───── TASK DATA

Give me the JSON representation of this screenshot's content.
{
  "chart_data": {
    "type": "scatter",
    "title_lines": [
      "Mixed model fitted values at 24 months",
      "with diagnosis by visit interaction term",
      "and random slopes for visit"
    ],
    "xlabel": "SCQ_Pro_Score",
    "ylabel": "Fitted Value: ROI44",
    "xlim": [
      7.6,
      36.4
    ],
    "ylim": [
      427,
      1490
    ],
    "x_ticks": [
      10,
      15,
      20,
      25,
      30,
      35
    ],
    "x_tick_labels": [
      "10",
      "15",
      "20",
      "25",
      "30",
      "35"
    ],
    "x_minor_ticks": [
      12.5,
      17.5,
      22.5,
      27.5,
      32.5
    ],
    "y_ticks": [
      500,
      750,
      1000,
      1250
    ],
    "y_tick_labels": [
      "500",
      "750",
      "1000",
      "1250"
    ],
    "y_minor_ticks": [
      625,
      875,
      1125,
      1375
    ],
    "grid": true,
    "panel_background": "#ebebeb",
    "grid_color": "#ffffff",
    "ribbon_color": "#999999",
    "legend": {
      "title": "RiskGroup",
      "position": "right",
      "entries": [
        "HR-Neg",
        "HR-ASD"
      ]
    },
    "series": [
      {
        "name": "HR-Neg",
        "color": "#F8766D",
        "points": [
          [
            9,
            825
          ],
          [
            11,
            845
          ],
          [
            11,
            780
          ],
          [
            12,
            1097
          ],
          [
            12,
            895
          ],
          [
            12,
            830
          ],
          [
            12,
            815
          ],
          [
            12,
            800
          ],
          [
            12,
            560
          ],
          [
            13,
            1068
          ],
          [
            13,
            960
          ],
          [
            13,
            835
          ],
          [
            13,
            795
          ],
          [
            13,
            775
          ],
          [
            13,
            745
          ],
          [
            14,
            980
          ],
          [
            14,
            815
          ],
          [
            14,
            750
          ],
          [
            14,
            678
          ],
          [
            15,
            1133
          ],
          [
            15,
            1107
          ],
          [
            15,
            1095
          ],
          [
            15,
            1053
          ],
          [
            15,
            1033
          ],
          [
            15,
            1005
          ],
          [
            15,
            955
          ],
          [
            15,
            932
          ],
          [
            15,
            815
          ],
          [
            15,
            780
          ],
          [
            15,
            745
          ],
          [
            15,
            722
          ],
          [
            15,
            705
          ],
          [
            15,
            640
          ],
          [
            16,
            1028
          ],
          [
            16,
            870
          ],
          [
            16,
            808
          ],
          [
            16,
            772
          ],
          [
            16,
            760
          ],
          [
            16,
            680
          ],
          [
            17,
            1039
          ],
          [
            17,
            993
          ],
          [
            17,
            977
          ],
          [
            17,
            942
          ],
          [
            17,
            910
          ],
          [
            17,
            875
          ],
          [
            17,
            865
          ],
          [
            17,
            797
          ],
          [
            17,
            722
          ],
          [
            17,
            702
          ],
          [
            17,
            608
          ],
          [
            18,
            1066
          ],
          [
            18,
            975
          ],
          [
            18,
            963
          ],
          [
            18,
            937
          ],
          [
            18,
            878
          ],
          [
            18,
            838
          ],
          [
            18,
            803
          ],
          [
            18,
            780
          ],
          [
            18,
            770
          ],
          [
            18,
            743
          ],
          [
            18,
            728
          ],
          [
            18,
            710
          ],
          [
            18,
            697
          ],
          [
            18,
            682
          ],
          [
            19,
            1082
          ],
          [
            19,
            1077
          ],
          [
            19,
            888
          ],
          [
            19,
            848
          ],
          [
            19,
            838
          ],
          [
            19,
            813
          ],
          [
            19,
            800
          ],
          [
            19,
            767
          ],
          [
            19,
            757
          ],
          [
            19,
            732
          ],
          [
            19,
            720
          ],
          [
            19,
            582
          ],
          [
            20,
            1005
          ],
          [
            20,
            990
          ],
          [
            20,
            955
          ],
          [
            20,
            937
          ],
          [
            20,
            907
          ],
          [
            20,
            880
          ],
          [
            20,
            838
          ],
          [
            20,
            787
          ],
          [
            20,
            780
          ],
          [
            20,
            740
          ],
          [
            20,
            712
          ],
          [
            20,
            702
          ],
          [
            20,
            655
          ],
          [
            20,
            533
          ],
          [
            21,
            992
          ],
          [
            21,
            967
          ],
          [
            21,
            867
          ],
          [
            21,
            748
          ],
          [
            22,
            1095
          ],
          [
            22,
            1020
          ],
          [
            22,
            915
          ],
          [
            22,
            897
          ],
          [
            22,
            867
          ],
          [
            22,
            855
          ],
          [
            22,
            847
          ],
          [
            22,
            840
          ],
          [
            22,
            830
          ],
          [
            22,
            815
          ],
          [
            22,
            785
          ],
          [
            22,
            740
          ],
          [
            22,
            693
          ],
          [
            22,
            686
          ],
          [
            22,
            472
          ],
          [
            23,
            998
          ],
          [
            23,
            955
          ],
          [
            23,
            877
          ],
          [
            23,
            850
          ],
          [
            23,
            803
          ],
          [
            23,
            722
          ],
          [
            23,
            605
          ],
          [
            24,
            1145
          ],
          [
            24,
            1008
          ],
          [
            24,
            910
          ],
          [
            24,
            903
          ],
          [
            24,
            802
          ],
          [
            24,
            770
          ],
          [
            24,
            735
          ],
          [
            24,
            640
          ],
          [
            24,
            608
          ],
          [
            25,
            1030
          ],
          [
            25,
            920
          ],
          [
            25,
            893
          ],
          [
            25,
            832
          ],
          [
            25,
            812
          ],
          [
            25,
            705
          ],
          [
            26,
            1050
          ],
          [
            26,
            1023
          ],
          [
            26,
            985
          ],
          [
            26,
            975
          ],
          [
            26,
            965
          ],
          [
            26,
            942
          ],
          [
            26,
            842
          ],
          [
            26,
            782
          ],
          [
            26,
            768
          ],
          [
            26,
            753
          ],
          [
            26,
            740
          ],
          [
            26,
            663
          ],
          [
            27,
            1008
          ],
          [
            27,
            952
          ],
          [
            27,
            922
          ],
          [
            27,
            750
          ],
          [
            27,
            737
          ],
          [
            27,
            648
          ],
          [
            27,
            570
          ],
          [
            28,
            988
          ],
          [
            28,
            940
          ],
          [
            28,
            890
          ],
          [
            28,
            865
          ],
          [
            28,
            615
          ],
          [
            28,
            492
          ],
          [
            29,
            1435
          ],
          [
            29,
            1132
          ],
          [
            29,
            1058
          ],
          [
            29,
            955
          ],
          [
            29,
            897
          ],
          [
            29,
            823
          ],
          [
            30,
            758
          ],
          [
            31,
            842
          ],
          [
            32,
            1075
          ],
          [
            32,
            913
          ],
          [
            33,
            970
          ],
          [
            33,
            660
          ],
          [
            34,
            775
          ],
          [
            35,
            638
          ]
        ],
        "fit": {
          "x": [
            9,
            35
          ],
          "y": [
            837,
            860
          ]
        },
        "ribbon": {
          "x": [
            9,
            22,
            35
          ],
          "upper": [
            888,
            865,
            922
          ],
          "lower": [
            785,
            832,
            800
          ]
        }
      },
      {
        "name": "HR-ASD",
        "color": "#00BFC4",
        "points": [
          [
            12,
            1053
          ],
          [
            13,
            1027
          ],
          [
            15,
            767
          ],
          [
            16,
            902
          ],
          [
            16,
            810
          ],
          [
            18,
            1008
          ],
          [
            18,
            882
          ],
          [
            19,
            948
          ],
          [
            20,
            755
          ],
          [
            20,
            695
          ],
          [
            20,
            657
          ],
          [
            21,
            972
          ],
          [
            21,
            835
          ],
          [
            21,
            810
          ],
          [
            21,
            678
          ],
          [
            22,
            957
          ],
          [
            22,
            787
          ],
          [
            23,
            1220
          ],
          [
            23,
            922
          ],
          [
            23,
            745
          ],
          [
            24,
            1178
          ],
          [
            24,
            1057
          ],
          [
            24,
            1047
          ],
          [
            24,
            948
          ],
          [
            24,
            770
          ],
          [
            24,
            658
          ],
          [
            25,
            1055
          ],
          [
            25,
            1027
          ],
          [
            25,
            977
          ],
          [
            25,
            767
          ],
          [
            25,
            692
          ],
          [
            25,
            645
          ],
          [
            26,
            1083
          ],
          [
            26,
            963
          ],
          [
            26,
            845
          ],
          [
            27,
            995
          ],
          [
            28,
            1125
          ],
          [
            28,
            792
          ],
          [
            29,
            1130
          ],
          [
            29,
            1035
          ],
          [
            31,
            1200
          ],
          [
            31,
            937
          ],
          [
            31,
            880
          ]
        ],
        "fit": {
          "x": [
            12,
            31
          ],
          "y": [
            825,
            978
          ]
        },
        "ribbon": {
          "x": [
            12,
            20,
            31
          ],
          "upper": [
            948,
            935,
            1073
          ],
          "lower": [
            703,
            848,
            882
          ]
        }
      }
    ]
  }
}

──────────

TO BE DONE =
Among the lines of the material, find those that hold the word "visit" and copy them.

EXERCISE RESPONSE =
      "with diagnosis by visit interaction term",
      "and random slopes for visit"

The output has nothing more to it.